>> begin

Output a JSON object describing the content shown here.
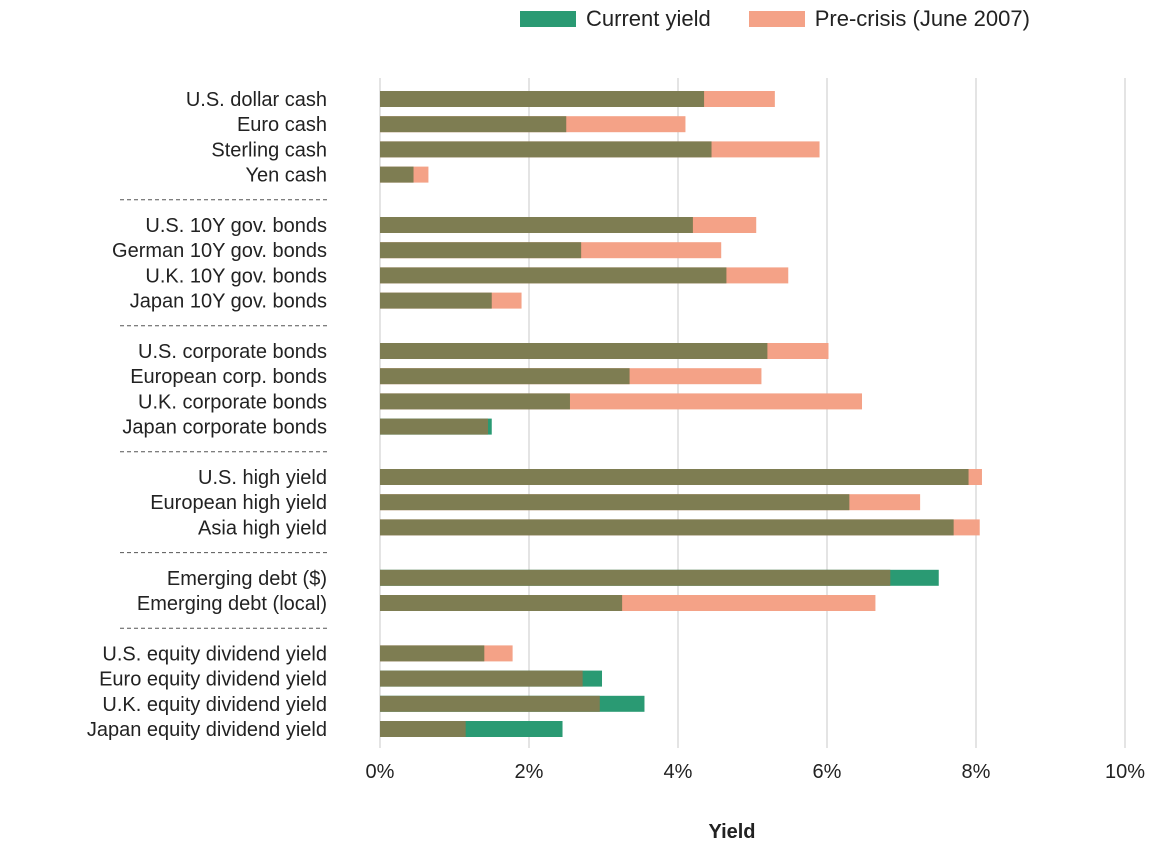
{
  "colors": {
    "current": "#2a9a73",
    "precrisis": "#f4a287",
    "overlap": "#7e7d52",
    "grid": "#c8c8c8",
    "separator": "#555555"
  },
  "legend": {
    "current_label": "Current yield",
    "precrisis_label": "Pre-crisis (June 2007)"
  },
  "chart_data": {
    "type": "bar",
    "orientation": "horizontal",
    "xlabel": "Yield",
    "ylabel": "",
    "xlim": [
      0,
      10
    ],
    "x_ticks": [
      "0%",
      "2%",
      "4%",
      "6%",
      "8%",
      "10%"
    ],
    "grid": true,
    "legend_position": "top-right",
    "groups": [
      {
        "categories": [
          "U.S. dollar cash",
          "Euro cash",
          "Sterling cash",
          "Yen cash"
        ]
      },
      {
        "categories": [
          "U.S. 10Y gov. bonds",
          "German 10Y gov. bonds",
          "U.K. 10Y gov. bonds",
          "Japan 10Y gov. bonds"
        ]
      },
      {
        "categories": [
          "U.S. corporate bonds",
          "European corp. bonds",
          "U.K. corporate bonds",
          "Japan corporate bonds"
        ]
      },
      {
        "categories": [
          "U.S. high yield",
          "European high yield",
          "Asia high yield"
        ]
      },
      {
        "categories": [
          "Emerging debt ($)",
          "Emerging debt (local)"
        ]
      },
      {
        "categories": [
          "U.S. equity dividend yield",
          "Euro equity dividend yield",
          "U.K. equity dividend yield",
          "Japan equity dividend yield"
        ]
      }
    ],
    "categories": [
      "U.S. dollar cash",
      "Euro cash",
      "Sterling cash",
      "Yen cash",
      "U.S. 10Y gov. bonds",
      "German 10Y gov. bonds",
      "U.K. 10Y gov. bonds",
      "Japan 10Y gov. bonds",
      "U.S. corporate bonds",
      "European corp. bonds",
      "U.K. corporate bonds",
      "Japan corporate bonds",
      "U.S. high yield",
      "European high yield",
      "Asia high yield",
      "Emerging debt ($)",
      "Emerging debt (local)",
      "U.S. equity dividend yield",
      "Euro equity dividend yield",
      "U.K. equity dividend yield",
      "Japan equity dividend yield"
    ],
    "series": [
      {
        "name": "Current yield",
        "values": [
          4.35,
          2.5,
          4.45,
          0.45,
          4.2,
          2.7,
          4.65,
          1.5,
          5.2,
          3.35,
          2.55,
          1.5,
          7.9,
          6.3,
          7.7,
          7.5,
          3.25,
          1.4,
          2.98,
          3.55,
          2.45
        ]
      },
      {
        "name": "Pre-crisis (June 2007)",
        "values": [
          5.3,
          4.1,
          5.9,
          0.65,
          5.05,
          4.58,
          5.48,
          1.9,
          6.02,
          5.12,
          6.47,
          1.45,
          8.08,
          7.25,
          8.05,
          6.85,
          6.65,
          1.78,
          2.72,
          2.95,
          1.15
        ]
      }
    ]
  }
}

>> end

Extract lines where the string "local" occurs.

== Correct response ==
          "Emerging debt (local)"
      "Emerging debt (local)",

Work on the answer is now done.